Work to complete – Could you set down every entry exactly as it appears?

Data extracts –

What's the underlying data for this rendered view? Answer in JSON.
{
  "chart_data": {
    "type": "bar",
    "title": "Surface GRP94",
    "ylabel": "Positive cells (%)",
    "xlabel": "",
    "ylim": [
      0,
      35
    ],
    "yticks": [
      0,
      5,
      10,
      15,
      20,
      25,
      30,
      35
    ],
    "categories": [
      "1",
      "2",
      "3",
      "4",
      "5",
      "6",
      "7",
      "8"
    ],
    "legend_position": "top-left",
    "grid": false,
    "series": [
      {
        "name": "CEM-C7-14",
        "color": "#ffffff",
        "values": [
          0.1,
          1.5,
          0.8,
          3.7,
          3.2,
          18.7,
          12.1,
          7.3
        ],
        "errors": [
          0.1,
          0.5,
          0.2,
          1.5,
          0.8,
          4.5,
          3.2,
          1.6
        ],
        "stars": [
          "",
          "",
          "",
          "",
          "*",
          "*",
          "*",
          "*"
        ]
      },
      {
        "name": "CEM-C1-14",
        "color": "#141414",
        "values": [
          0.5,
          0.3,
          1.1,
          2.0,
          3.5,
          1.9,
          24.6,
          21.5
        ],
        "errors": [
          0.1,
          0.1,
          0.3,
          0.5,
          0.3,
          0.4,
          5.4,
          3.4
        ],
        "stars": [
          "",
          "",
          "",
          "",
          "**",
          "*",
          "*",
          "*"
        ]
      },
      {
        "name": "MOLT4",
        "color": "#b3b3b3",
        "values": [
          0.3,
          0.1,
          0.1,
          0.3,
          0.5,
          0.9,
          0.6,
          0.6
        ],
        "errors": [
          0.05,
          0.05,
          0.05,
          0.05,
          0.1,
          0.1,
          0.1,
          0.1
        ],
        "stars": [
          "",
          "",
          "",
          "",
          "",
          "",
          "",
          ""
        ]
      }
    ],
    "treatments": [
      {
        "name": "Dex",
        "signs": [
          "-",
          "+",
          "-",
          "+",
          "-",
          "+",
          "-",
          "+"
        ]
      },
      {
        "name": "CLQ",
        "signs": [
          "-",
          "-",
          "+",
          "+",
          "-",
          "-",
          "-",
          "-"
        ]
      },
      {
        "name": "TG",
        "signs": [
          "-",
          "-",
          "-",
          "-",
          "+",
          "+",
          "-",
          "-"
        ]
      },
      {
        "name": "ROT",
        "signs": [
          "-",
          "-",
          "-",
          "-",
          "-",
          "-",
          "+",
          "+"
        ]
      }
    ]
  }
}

Task answer –
What's the underlying data for this rendered view? Answer in JSON.
{
  "chart_data": {
    "type": "bar",
    "title": "Surface GRP94",
    "ylabel": "Positive cells (%)",
    "xlabel": "",
    "ylim": [
      0,
      35
    ],
    "yticks": [
      0,
      5,
      10,
      15,
      20,
      25,
      30,
      35
    ],
    "categories": [
      "1",
      "2",
      "3",
      "4",
      "5",
      "6",
      "7",
      "8"
    ],
    "legend_position": "top-left",
    "grid": false,
    "series": [
      {
        "name": "CEM-C7-14",
        "color": "#ffffff",
        "values": [
          0.1,
          1.5,
          0.8,
          3.7,
          3.2,
          18.7,
          12.1,
          7.3
        ],
        "errors": [
          0.1,
          0.5,
          0.2,
          1.5,
          0.8,
          4.5,
          3.2,
          1.6
        ],
        "stars": [
          "",
          "",
          "",
          "",
          "*",
          "*",
          "*",
          "*"
        ]
      },
      {
        "name": "CEM-C1-14",
        "color": "#141414",
        "values": [
          0.5,
          0.3,
          1.1,
          2.0,
          3.5,
          1.9,
          24.6,
          21.5
        ],
        "errors": [
          0.1,
          0.1,
          0.3,
          0.5,
          0.3,
          0.4,
          5.4,
          3.4
        ],
        "stars": [
          "",
          "",
          "",
          "",
          "**",
          "*",
          "*",
          "*"
        ]
      },
      {
        "name": "MOLT4",
        "color": "#b3b3b3",
        "values": [
          0.3,
          0.1,
          0.1,
          0.3,
          0.5,
          0.9,
          0.6,
          0.6
        ],
        "errors": [
          0.05,
          0.05,
          0.05,
          0.05,
          0.1,
          0.1,
          0.1,
          0.1
        ],
        "stars": [
          "",
          "",
          "",
          "",
          "",
          "",
          "",
          ""
        ]
      }
    ],
    "treatments": [
      {
        "name": "Dex",
        "signs": [
          "-",
          "+",
          "-",
          "+",
          "-",
          "+",
          "-",
          "+"
        ]
      },
      {
        "name": "CLQ",
        "signs": [
          "-",
          "-",
          "+",
          "+",
          "-",
          "-",
          "-",
          "-"
        ]
      },
      {
        "name": "TG",
        "signs": [
          "-",
          "-",
          "-",
          "-",
          "+",
          "+",
          "-",
          "-"
        ]
      },
      {
        "name": "ROT",
        "signs": [
          "-",
          "-",
          "-",
          "-",
          "-",
          "-",
          "+",
          "+"
        ]
      }
    ]
  }
}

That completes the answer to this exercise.